MATERIAL PROVIDED →
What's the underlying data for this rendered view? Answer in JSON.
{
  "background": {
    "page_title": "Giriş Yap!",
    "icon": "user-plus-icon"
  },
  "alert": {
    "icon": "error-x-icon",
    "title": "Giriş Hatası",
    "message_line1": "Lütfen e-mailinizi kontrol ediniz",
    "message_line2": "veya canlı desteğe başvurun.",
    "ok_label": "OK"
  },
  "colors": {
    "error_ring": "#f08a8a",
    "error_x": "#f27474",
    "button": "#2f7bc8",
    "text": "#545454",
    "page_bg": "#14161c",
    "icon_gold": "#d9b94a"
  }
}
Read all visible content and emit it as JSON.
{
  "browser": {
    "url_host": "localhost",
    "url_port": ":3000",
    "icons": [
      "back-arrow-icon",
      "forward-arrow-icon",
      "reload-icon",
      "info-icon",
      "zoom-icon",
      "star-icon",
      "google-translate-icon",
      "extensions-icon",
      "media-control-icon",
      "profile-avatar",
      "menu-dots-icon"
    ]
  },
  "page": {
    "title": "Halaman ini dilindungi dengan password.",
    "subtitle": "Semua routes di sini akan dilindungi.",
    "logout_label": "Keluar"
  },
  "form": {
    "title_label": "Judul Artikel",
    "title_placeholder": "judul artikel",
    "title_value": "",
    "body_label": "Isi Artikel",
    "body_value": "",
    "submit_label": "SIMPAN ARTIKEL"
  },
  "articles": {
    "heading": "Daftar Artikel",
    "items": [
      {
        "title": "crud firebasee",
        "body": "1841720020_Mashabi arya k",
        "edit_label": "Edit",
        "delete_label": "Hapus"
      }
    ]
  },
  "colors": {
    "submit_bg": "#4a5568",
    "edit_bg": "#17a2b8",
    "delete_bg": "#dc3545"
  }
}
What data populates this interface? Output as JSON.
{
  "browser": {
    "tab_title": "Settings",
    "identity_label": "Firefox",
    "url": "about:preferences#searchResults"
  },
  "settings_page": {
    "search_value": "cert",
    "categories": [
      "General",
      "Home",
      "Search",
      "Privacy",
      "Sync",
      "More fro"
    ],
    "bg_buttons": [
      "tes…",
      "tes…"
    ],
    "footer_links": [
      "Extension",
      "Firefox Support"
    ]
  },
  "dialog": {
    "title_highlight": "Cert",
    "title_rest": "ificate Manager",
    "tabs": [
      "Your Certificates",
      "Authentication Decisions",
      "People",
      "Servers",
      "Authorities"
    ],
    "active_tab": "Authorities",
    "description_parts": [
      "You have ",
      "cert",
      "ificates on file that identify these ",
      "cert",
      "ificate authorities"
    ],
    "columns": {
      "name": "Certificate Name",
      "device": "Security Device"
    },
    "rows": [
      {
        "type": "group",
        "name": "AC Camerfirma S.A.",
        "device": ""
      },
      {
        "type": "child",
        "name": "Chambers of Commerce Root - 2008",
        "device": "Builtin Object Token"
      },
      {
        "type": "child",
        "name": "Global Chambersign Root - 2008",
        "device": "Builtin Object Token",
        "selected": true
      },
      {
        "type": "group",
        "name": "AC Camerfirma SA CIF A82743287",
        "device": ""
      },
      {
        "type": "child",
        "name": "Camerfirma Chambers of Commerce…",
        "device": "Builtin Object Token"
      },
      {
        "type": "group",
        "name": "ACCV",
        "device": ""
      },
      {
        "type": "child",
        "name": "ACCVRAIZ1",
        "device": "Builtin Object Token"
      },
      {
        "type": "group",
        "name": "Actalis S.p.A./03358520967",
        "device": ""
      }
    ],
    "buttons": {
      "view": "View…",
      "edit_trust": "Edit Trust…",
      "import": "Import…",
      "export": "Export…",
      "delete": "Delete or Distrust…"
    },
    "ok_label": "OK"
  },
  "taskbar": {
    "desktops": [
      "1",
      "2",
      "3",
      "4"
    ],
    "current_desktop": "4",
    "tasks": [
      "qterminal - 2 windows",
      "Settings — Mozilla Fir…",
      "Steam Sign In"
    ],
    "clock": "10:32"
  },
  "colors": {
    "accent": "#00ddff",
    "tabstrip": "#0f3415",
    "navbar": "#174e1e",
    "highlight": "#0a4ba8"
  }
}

WHAT IS NEEDED →
Exactly as they are written, print the entries again.

THE COMPLETED TASK →
What's the underlying data for this rendered view? Answer in JSON.
{
  "background": {
    "page_title": "Giriş Yap!",
    "icon": "user-plus-icon"
  },
  "alert": {
    "icon": "error-x-icon",
    "title": "Giriş Hatası",
    "message_line1": "Lütfen e-mailinizi kontrol ediniz",
    "message_line2": "veya canlı desteğe başvurun.",
    "ok_label": "OK"
  },
  "colors": {
    "error_ring": "#f08a8a",
    "error_x": "#f27474",
    "button": "#2f7bc8",
    "text": "#545454",
    "page_bg": "#14161c",
    "icon_gold": "#d9b94a"
  }
}
Read all visible content and emit it as JSON.
{
  "browser": {
    "url_host": "localhost",
    "url_port": ":3000",
    "icons": [
      "back-arrow-icon",
      "forward-arrow-icon",
      "reload-icon",
      "info-icon",
      "zoom-icon",
      "star-icon",
      "google-translate-icon",
      "extensions-icon",
      "media-control-icon",
      "profile-avatar",
      "menu-dots-icon"
    ]
  },
  "page": {
    "title": "Halaman ini dilindungi dengan password.",
    "subtitle": "Semua routes di sini akan dilindungi.",
    "logout_label": "Keluar"
  },
  "form": {
    "title_label": "Judul Artikel",
    "title_placeholder": "judul artikel",
    "title_value": "",
    "body_label": "Isi Artikel",
    "body_value": "",
    "submit_label": "SIMPAN ARTIKEL"
  },
  "articles": {
    "heading": "Daftar Artikel",
    "items": [
      {
        "title": "crud firebasee",
        "body": "1841720020_Mashabi arya k",
        "edit_label": "Edit",
        "delete_label": "Hapus"
      }
    ]
  },
  "colors": {
    "submit_bg": "#4a5568",
    "edit_bg": "#17a2b8",
    "delete_bg": "#dc3545"
  }
}
What data populates this interface? Output as JSON.
{
  "browser": {
    "tab_title": "Settings",
    "identity_label": "Firefox",
    "url": "about:preferences#searchResults"
  },
  "settings_page": {
    "search_value": "cert",
    "categories": [
      "General",
      "Home",
      "Search",
      "Privacy",
      "Sync",
      "More fro"
    ],
    "bg_buttons": [
      "tes…",
      "tes…"
    ],
    "footer_links": [
      "Extension",
      "Firefox Support"
    ]
  },
  "dialog": {
    "title_highlight": "Cert",
    "title_rest": "ificate Manager",
    "tabs": [
      "Your Certificates",
      "Authentication Decisions",
      "People",
      "Servers",
      "Authorities"
    ],
    "active_tab": "Authorities",
    "description_parts": [
      "You have ",
      "cert",
      "ificates on file that identify these ",
      "cert",
      "ificate authorities"
    ],
    "columns": {
      "name": "Certificate Name",
      "device": "Security Device"
    },
    "rows": [
      {
        "type": "group",
        "name": "AC Camerfirma S.A.",
        "device": ""
      },
      {
        "type": "child",
        "name": "Chambers of Commerce Root - 2008",
        "device": "Builtin Object Token"
      },
      {
        "type": "child",
        "name": "Global Chambersign Root - 2008",
        "device": "Builtin Object Token",
        "selected": true
      },
      {
        "type": "group",
        "name": "AC Camerfirma SA CIF A82743287",
        "device": ""
      },
      {
        "type": "child",
        "name": "Camerfirma Chambers of Commerce…",
        "device": "Builtin Object Token"
      },
      {
        "type": "group",
        "name": "ACCV",
        "device": ""
      },
      {
        "type": "child",
        "name": "ACCVRAIZ1",
        "device": "Builtin Object Token"
      },
      {
        "type": "group",
        "name": "Actalis S.p.A./03358520967",
        "device": ""
      }
    ],
    "buttons": {
      "view": "View…",
      "edit_trust": "Edit Trust…",
      "import": "Import…",
      "export": "Export…",
      "delete": "Delete or Distrust…"
    },
    "ok_label": "OK"
  },
  "taskbar": {
    "desktops": [
      "1",
      "2",
      "3",
      "4"
    ],
    "current_desktop": "4",
    "tasks": [
      "qterminal - 2 windows",
      "Settings — Mozilla Fir…",
      "Steam Sign In"
    ],
    "clock": "10:32"
  },
  "colors": {
    "accent": "#00ddff",
    "tabstrip": "#0f3415",
    "navbar": "#174e1e",
    "highlight": "#0a4ba8"
  }
}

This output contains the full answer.